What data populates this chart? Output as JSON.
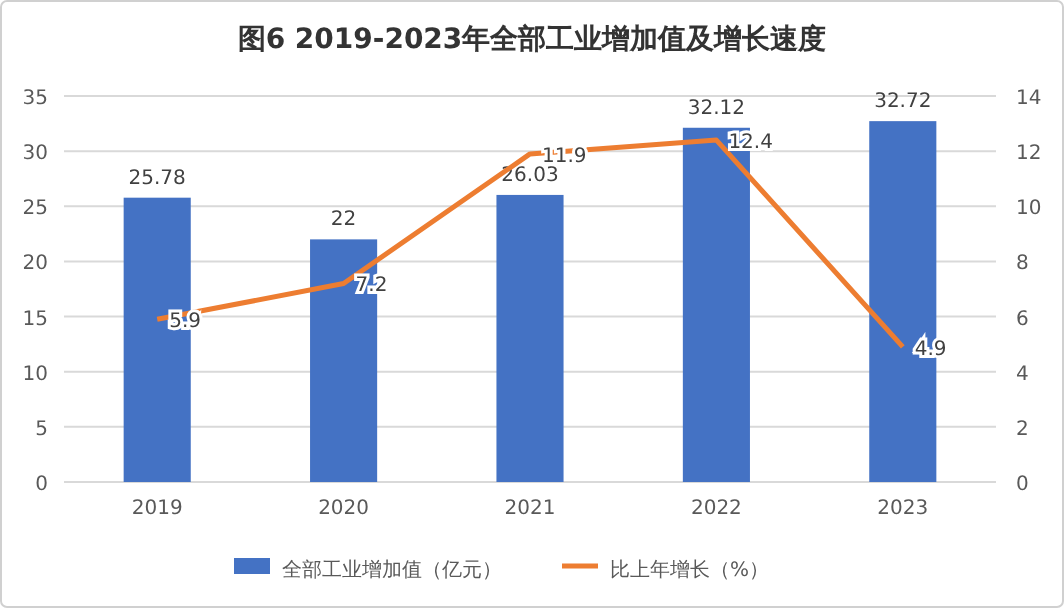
{
  "chart_data": {
    "type": "bar",
    "title": "图6 2019-2023年全部工业增加值及增长速度",
    "categories": [
      "2019",
      "2020",
      "2021",
      "2022",
      "2023"
    ],
    "series": [
      {
        "name": "全部工业增加值（亿元）",
        "color": "#4472c4",
        "values": [
          25.78,
          22,
          26.03,
          32.12,
          32.72
        ]
      },
      {
        "name": "比上年增长（%）",
        "type": "line",
        "axis": "y2",
        "color": "#ed7d31",
        "values": [
          5.9,
          7.2,
          11.9,
          12.4,
          4.9
        ]
      }
    ],
    "ylim": [
      0,
      35
    ],
    "yticks": [
      0,
      5,
      10,
      15,
      20,
      25,
      30,
      35
    ],
    "y2lim": [
      0,
      14
    ],
    "y2ticks": [
      0,
      2,
      4,
      6,
      8,
      10,
      12,
      14
    ],
    "grid": "y",
    "legend": "bottom",
    "data_labels": true,
    "marker": "none"
  }
}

### TASK
Restate each of the entries above word for word and skip every image.

### RIGHT ANSWER
What data populates this chart? Output as JSON.
{
  "chart_data": {
    "type": "bar",
    "title": "图6 2019-2023年全部工业增加值及增长速度",
    "categories": [
      "2019",
      "2020",
      "2021",
      "2022",
      "2023"
    ],
    "series": [
      {
        "name": "全部工业增加值（亿元）",
        "color": "#4472c4",
        "values": [
          25.78,
          22,
          26.03,
          32.12,
          32.72
        ]
      },
      {
        "name": "比上年增长（%）",
        "type": "line",
        "axis": "y2",
        "color": "#ed7d31",
        "values": [
          5.9,
          7.2,
          11.9,
          12.4,
          4.9
        ]
      }
    ],
    "ylim": [
      0,
      35
    ],
    "yticks": [
      0,
      5,
      10,
      15,
      20,
      25,
      30,
      35
    ],
    "y2lim": [
      0,
      14
    ],
    "y2ticks": [
      0,
      2,
      4,
      6,
      8,
      10,
      12,
      14
    ],
    "grid": "y",
    "legend": "bottom",
    "data_labels": true,
    "marker": "none"
  }
}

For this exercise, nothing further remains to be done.